PAGE EXCERPT.
===============

He's a multimedia editor, which often keeps him up editing video until the wee hours of the morning or has him out covering events at night or on weekends. I'm a newspaper editor by day who juggles a freelance writing career at night. We work for the same company, and we're parenting the same five kids. But he's dealing with a wrinkle that I don't: As a man, no one really expects him to be struggling with work-life balance.

That's not to say that he doesn't struggle with it. Believe me, he does. It's just that, if he has to work late, it's assumed that I'll handle all things kid- and house-related. And I do. But if I have to work late, I always feel like there's a price to be paid.

And I know that's coming from within -- I'm the one keeping score, not him. Over at Sparkplugging's The Man Page, Derek Semmler asks working father of six Leo Babauta if women have a harder time achieving work-life balance than men. "Moms who work often juggle a lot more than dads do, as they often assume more of the home responsibilities (not necessarily, but more often than not)," he replies. (Moms who work from home, or who stay at home, have an even bigger problem, he points out: "Their work IS their home life, so there’s no division at all.")

===============

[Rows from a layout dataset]

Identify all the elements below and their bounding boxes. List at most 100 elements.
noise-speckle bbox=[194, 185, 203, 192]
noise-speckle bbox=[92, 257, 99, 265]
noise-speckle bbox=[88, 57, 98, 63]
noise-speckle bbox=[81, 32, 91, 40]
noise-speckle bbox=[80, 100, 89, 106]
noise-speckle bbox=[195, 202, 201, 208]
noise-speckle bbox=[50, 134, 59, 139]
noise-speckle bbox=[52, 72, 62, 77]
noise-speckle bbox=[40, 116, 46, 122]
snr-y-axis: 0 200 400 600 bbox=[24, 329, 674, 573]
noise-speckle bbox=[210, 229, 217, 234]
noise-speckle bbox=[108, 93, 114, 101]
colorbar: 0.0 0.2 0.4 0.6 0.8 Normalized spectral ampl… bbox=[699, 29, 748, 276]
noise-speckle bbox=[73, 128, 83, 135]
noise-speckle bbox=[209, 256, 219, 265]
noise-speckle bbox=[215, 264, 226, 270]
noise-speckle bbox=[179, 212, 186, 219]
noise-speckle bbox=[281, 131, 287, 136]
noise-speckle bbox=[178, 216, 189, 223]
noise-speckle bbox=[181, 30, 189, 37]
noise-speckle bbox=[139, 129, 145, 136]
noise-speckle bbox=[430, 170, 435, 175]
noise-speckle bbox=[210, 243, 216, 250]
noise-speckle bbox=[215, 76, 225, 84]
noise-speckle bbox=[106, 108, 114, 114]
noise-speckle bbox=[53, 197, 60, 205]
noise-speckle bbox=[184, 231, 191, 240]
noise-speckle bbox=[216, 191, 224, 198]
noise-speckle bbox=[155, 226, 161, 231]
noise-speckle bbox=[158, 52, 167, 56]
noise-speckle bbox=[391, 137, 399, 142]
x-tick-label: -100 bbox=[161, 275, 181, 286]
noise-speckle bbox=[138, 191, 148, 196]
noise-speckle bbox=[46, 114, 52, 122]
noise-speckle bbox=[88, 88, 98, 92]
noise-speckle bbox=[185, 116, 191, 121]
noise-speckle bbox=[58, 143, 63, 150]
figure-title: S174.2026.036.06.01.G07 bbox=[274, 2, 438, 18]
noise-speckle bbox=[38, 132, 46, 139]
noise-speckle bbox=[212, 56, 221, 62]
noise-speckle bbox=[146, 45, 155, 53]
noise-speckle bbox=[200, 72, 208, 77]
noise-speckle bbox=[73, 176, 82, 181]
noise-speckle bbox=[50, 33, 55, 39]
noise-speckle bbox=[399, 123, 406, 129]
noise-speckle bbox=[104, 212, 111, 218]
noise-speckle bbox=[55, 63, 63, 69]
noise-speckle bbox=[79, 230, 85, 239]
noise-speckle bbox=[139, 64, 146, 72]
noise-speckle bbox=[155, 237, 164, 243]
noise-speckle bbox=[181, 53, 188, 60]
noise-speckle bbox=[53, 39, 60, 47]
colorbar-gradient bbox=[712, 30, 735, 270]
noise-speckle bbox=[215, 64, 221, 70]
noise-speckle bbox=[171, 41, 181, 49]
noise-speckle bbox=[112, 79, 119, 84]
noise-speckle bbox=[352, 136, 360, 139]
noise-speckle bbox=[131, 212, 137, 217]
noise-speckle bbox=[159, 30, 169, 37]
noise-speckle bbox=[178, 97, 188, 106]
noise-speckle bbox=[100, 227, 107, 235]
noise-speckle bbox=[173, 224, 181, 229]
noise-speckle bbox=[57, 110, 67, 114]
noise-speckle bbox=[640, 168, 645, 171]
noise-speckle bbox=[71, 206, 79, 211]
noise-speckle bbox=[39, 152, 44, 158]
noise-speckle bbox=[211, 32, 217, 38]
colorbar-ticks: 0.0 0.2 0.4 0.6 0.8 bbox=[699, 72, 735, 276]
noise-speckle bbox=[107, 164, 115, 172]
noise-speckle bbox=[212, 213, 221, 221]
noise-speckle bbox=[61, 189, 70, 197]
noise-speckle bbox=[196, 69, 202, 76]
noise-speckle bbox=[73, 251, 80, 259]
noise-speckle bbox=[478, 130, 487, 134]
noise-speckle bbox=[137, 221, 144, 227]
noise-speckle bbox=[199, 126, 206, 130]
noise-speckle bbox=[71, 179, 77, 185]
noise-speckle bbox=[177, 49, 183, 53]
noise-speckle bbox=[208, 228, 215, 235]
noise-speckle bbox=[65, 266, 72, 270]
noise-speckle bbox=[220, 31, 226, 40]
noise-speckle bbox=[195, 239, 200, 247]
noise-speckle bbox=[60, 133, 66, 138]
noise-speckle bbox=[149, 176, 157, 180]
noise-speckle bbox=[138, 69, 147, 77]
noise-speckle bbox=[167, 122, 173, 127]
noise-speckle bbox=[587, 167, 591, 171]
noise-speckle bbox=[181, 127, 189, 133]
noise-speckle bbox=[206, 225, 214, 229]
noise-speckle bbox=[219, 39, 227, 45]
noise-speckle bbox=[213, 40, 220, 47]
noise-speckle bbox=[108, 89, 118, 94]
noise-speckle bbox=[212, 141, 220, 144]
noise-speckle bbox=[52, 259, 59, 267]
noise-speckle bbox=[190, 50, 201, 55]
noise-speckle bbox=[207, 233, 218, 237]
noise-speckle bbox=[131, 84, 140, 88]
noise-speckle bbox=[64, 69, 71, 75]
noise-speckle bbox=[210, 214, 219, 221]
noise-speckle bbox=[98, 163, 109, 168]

===============

PROMPT 1. List every proper name that appears in the work-life balance passage.
PROMPT 2. From the records, pull out each line containing the string "colorbar", matching case exactly.
The passage and the records are unrelated material.

PROBLEM SOLUTION 1. Sparkplugging, The Man Page, Derek Semmler, Leo Babauta

PROBLEM SOLUTION 2.
colorbar: 0.0 0.2 0.4 0.6 0.8 Normalized spectral ampl… bbox=[699, 29, 748, 276]
colorbar-gradient bbox=[712, 30, 735, 270]
colorbar-ticks: 0.0 0.2 0.4 0.6 0.8 bbox=[699, 72, 735, 276]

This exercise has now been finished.